**WORK ITEM:**
Look through the records below, and copy out every line that holds the string "break".

**RECORDS FOR PROCESSING:**
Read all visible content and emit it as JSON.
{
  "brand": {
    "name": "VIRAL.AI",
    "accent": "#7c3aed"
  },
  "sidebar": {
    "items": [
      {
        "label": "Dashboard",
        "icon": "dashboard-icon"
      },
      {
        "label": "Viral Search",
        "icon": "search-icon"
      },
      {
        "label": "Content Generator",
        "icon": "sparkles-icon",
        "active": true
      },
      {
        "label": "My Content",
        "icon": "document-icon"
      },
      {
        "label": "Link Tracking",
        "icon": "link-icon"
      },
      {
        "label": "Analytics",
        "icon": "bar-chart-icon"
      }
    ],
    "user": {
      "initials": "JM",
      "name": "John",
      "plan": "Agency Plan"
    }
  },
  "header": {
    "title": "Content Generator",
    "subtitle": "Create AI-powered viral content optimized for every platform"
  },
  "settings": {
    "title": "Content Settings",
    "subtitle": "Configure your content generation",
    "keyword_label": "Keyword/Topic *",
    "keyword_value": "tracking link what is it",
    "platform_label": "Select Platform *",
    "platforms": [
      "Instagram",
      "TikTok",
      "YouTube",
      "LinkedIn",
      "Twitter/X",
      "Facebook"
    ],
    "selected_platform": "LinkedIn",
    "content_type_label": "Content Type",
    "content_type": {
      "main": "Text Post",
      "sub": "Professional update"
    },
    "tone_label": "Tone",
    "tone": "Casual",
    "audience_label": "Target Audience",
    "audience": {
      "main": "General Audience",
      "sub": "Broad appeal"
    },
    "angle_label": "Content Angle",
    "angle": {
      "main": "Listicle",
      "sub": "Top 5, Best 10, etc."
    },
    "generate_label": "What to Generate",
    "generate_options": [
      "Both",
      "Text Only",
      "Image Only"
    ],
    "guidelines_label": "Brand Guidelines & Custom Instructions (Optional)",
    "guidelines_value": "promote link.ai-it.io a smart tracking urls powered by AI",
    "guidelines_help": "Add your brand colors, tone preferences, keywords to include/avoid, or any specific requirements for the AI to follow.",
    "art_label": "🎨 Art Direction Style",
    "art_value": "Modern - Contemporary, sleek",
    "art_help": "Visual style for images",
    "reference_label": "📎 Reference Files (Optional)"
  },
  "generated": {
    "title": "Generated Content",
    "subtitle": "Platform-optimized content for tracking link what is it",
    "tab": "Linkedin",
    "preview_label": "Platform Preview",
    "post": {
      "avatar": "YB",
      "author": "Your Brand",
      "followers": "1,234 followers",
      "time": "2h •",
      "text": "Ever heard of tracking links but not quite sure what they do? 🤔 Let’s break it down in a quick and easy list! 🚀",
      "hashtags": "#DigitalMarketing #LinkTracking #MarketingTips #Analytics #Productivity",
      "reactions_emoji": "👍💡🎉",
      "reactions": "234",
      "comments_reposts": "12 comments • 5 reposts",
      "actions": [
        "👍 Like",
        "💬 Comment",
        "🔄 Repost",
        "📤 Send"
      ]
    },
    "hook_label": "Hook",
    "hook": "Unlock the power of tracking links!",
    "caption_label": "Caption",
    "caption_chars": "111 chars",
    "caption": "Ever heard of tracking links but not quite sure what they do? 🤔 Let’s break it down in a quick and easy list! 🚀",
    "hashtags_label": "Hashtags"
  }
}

**FINISHED TASK:**
      "text": "Ever heard of tracking links but not quite sure what they do? 🤔 Let’s break it down in a quick and easy list! 🚀",
    "caption": "Ever heard of tracking links but not quite sure what they do? 🤔 Let’s break it down in a quick and easy list! 🚀",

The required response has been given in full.